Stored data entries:
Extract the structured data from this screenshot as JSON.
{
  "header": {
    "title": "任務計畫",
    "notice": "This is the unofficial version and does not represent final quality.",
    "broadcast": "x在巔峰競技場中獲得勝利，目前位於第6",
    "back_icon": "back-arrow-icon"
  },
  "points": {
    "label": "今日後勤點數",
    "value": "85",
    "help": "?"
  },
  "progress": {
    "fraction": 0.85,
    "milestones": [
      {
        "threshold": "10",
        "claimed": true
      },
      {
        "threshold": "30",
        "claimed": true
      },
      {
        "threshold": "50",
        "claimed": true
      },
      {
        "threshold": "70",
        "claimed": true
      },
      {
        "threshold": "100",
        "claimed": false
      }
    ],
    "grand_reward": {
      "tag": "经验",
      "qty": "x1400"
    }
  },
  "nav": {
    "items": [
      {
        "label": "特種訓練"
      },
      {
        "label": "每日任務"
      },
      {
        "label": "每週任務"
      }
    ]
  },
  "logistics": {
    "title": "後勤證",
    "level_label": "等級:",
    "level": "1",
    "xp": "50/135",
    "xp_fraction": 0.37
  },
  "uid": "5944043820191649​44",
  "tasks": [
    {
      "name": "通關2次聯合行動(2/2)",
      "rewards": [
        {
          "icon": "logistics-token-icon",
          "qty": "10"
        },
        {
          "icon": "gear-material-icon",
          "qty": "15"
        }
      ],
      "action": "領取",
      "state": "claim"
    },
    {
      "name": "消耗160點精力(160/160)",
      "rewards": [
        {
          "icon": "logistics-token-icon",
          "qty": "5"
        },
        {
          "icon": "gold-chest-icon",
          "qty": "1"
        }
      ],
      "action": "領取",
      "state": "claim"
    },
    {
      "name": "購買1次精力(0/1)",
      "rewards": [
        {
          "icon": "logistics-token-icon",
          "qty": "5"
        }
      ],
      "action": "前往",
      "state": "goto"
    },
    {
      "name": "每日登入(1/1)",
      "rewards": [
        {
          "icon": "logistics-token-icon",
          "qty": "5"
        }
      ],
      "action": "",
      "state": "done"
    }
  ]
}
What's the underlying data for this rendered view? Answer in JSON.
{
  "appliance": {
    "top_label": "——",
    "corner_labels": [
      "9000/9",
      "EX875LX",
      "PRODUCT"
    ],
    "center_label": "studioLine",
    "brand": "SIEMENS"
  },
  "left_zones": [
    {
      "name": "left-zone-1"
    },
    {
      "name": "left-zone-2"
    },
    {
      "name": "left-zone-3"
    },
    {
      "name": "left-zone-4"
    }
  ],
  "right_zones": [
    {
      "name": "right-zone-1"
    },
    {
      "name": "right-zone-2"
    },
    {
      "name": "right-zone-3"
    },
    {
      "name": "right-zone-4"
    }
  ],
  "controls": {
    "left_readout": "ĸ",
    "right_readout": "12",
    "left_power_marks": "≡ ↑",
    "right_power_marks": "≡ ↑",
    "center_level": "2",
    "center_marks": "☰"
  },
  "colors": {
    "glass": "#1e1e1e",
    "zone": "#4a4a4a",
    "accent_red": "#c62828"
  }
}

**REQUEST:** Every line of the records above needs to be given again exactly.

**ANSWER FOR THIS EXERCISE:**
Extract the structured data from this screenshot as JSON.
{
  "header": {
    "title": "任務計畫",
    "notice": "This is the unofficial version and does not represent final quality.",
    "broadcast": "x在巔峰競技場中獲得勝利，目前位於第6",
    "back_icon": "back-arrow-icon"
  },
  "points": {
    "label": "今日後勤點數",
    "value": "85",
    "help": "?"
  },
  "progress": {
    "fraction": 0.85,
    "milestones": [
      {
        "threshold": "10",
        "claimed": true
      },
      {
        "threshold": "30",
        "claimed": true
      },
      {
        "threshold": "50",
        "claimed": true
      },
      {
        "threshold": "70",
        "claimed": true
      },
      {
        "threshold": "100",
        "claimed": false
      }
    ],
    "grand_reward": {
      "tag": "经验",
      "qty": "x1400"
    }
  },
  "nav": {
    "items": [
      {
        "label": "特種訓練"
      },
      {
        "label": "每日任務"
      },
      {
        "label": "每週任務"
      }
    ]
  },
  "logistics": {
    "title": "後勤證",
    "level_label": "等級:",
    "level": "1",
    "xp": "50/135",
    "xp_fraction": 0.37
  },
  "uid": "5944043820191649​44",
  "tasks": [
    {
      "name": "通關2次聯合行動(2/2)",
      "rewards": [
        {
          "icon": "logistics-token-icon",
          "qty": "10"
        },
        {
          "icon": "gear-material-icon",
          "qty": "15"
        }
      ],
      "action": "領取",
      "state": "claim"
    },
    {
      "name": "消耗160點精力(160/160)",
      "rewards": [
        {
          "icon": "logistics-token-icon",
          "qty": "5"
        },
        {
          "icon": "gold-chest-icon",
          "qty": "1"
        }
      ],
      "action": "領取",
      "state": "claim"
    },
    {
      "name": "購買1次精力(0/1)",
      "rewards": [
        {
          "icon": "logistics-token-icon",
          "qty": "5"
        }
      ],
      "action": "前往",
      "state": "goto"
    },
    {
      "name": "每日登入(1/1)",
      "rewards": [
        {
          "icon": "logistics-token-icon",
          "qty": "5"
        }
      ],
      "action": "",
      "state": "done"
    }
  ]
}
What's the underlying data for this rendered view? Answer in JSON.
{
  "appliance": {
    "top_label": "——",
    "corner_labels": [
      "9000/9",
      "EX875LX",
      "PRODUCT"
    ],
    "center_label": "studioLine",
    "brand": "SIEMENS"
  },
  "left_zones": [
    {
      "name": "left-zone-1"
    },
    {
      "name": "left-zone-2"
    },
    {
      "name": "left-zone-3"
    },
    {
      "name": "left-zone-4"
    }
  ],
  "right_zones": [
    {
      "name": "right-zone-1"
    },
    {
      "name": "right-zone-2"
    },
    {
      "name": "right-zone-3"
    },
    {
      "name": "right-zone-4"
    }
  ],
  "controls": {
    "left_readout": "ĸ",
    "right_readout": "12",
    "left_power_marks": "≡ ↑",
    "right_power_marks": "≡ ↑",
    "center_level": "2",
    "center_marks": "☰"
  },
  "colors": {
    "glass": "#1e1e1e",
    "zone": "#4a4a4a",
    "accent_red": "#c62828"
  }
}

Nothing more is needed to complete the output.